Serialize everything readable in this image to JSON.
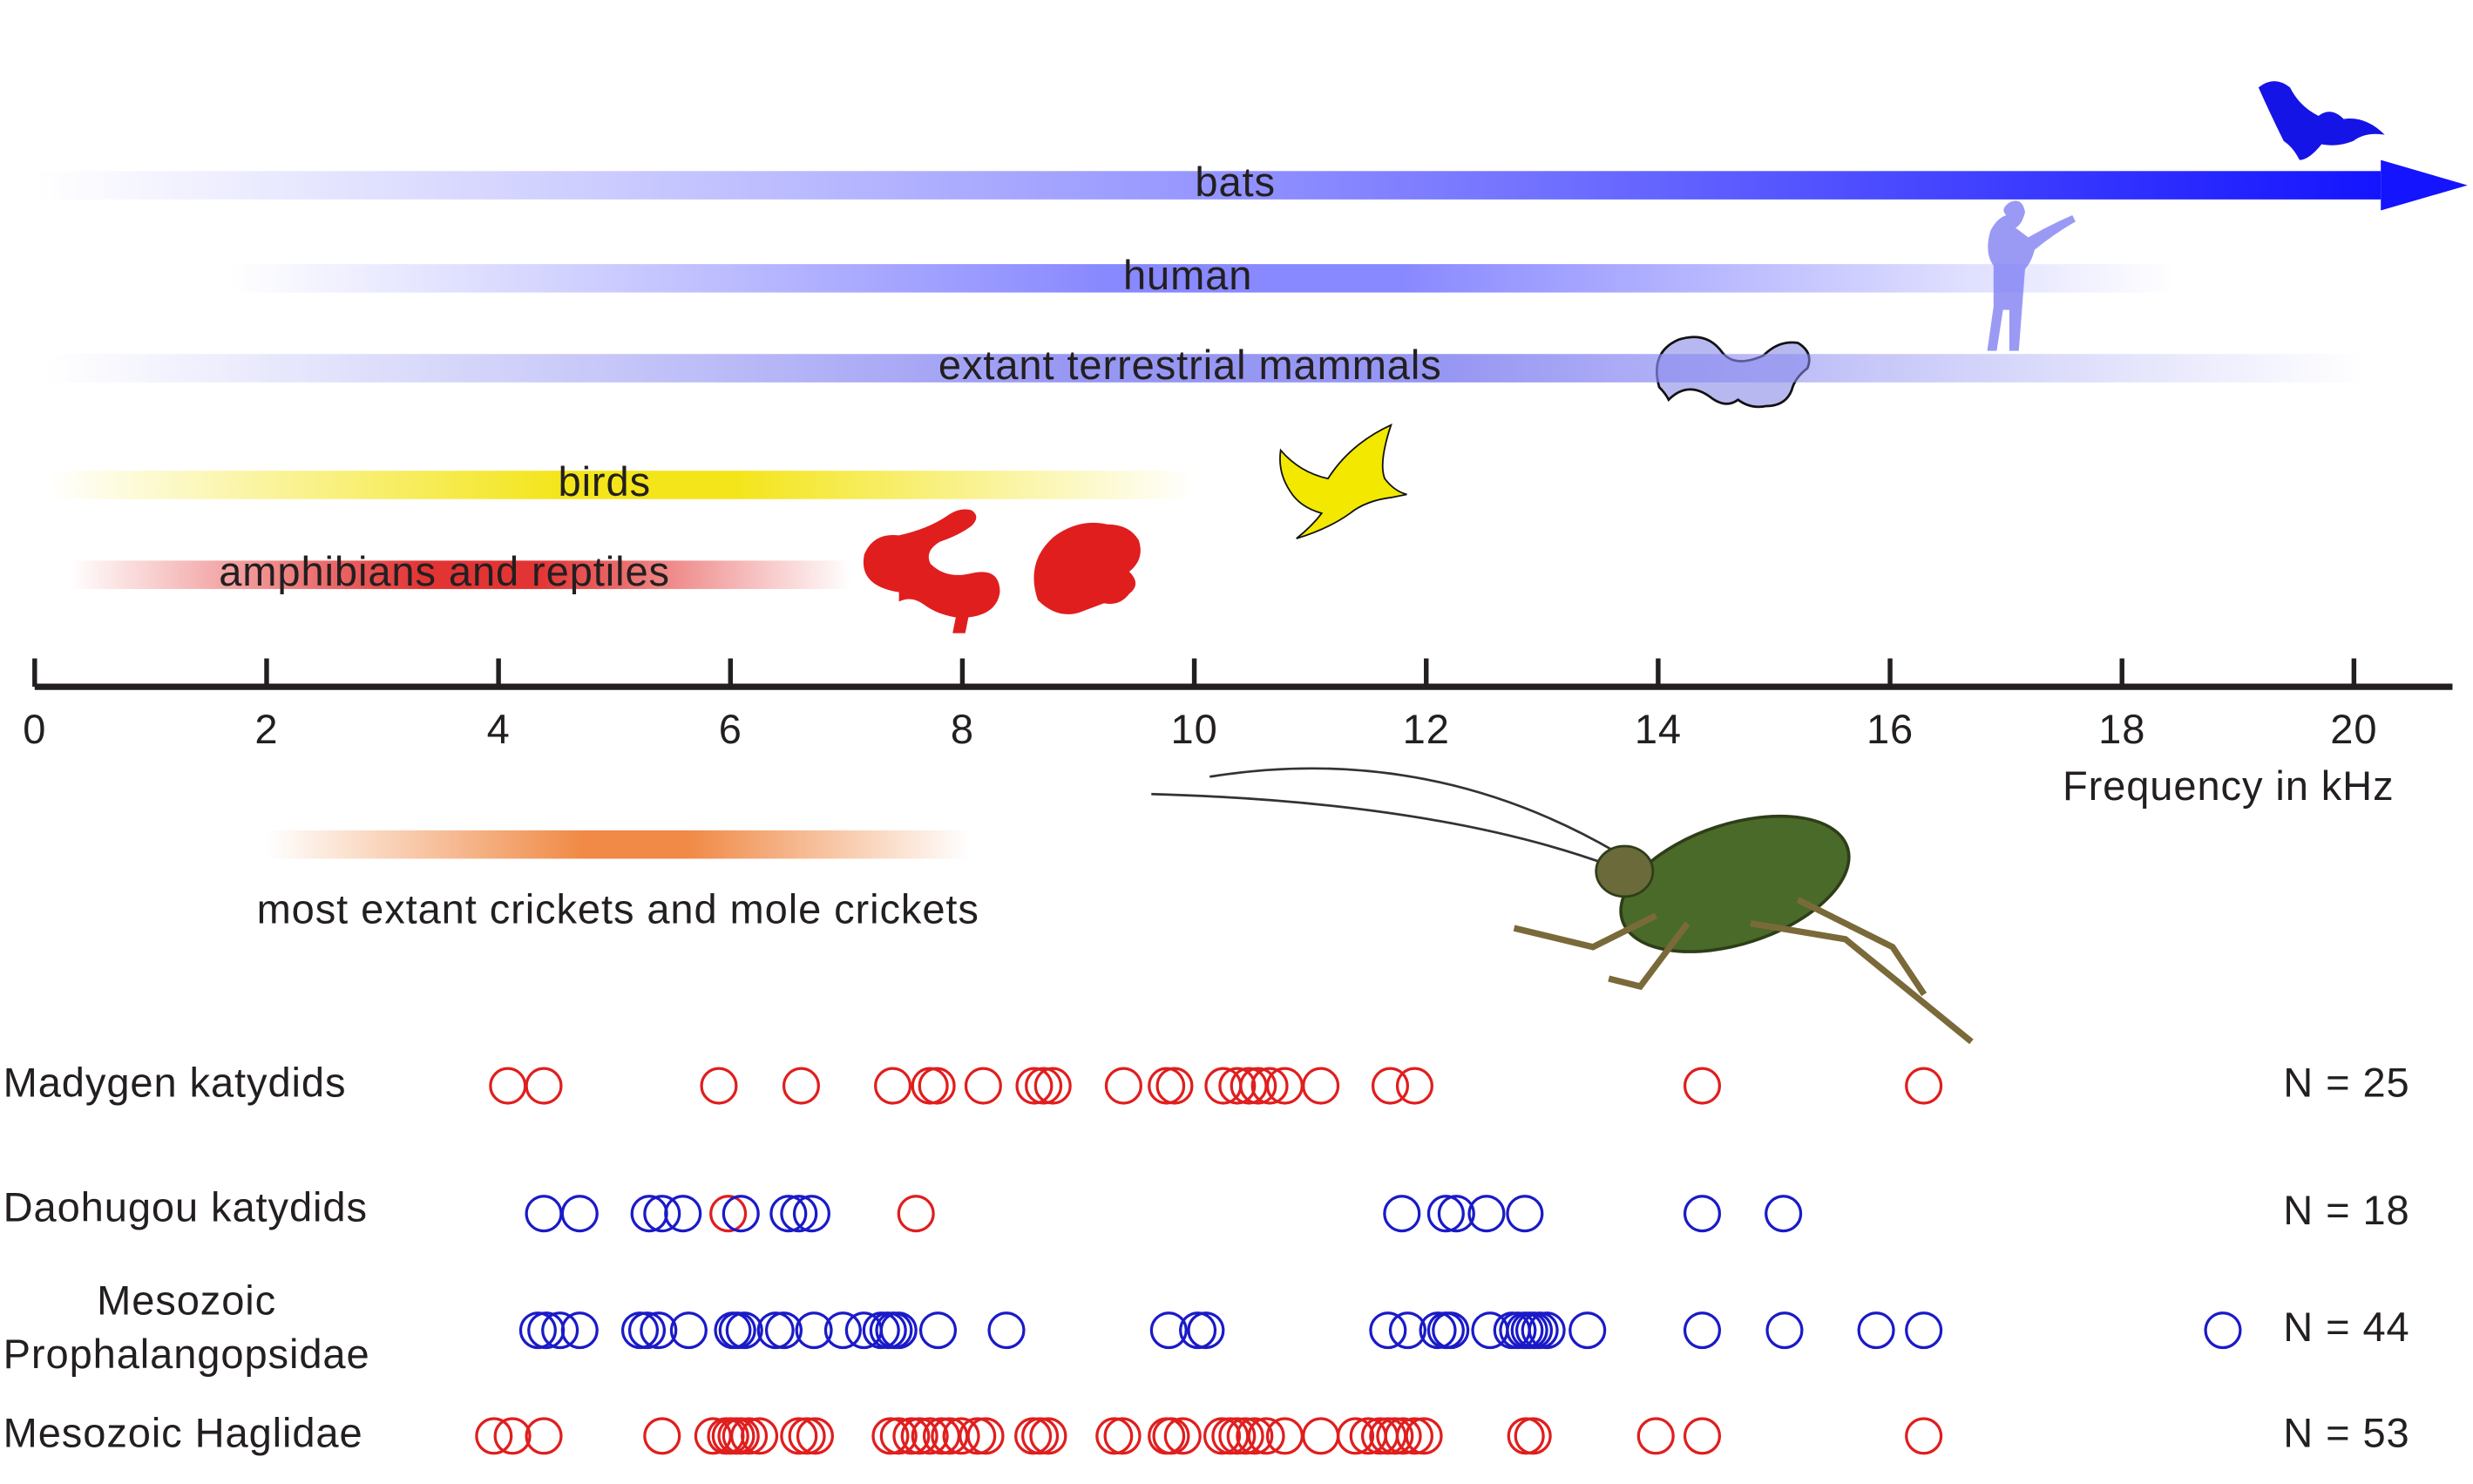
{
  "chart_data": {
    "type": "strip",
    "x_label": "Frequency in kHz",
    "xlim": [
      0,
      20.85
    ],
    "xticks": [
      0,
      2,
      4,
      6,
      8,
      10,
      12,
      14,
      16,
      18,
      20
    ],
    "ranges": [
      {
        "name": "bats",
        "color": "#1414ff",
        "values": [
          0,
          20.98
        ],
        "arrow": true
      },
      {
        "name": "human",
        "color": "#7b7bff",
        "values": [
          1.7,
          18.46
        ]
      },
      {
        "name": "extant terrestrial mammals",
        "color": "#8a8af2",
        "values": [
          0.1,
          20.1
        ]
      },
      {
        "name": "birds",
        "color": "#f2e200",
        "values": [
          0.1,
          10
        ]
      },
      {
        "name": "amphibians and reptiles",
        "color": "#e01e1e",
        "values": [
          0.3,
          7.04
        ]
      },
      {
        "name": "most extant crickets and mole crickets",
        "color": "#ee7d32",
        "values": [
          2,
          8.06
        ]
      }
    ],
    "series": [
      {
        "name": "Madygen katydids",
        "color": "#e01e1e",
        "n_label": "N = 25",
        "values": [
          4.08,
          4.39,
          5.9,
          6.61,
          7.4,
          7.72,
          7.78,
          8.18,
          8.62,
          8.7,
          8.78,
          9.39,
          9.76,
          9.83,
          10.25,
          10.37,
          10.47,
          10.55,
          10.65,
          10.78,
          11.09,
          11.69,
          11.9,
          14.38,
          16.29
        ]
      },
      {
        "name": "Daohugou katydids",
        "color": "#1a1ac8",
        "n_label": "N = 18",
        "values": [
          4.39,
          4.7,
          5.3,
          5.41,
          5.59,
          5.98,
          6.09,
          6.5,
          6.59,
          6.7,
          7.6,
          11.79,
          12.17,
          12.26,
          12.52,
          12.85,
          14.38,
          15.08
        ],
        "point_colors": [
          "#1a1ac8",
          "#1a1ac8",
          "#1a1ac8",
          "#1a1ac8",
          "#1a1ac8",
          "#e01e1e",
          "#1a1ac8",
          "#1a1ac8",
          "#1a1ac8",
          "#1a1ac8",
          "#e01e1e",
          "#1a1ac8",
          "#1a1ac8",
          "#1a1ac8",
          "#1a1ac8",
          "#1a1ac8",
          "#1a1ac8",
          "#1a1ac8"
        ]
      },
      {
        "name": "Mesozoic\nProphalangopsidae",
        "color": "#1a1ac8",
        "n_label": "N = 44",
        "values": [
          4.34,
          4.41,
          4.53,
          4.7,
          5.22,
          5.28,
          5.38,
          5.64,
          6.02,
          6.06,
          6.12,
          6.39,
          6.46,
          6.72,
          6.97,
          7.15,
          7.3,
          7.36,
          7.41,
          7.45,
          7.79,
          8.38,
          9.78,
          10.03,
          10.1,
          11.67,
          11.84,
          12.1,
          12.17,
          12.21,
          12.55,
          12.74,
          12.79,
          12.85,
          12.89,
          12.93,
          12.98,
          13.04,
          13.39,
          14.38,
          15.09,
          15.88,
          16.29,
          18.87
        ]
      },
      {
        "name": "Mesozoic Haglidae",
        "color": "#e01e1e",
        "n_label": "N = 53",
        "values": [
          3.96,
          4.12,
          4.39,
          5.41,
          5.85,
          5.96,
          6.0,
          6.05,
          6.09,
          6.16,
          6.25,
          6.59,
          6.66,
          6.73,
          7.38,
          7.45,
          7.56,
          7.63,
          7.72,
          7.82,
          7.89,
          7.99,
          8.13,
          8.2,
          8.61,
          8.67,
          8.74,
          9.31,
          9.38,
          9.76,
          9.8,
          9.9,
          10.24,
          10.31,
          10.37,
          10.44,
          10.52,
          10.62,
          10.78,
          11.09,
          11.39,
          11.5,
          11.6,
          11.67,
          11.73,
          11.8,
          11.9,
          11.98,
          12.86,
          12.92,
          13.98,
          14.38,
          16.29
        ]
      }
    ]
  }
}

****

Given exercise ▸ Scan the material and collect every line that contains "extant".

Response ▸
        "name": "extant terrestrial mammals",
        "name": "most extant crickets and mole crickets",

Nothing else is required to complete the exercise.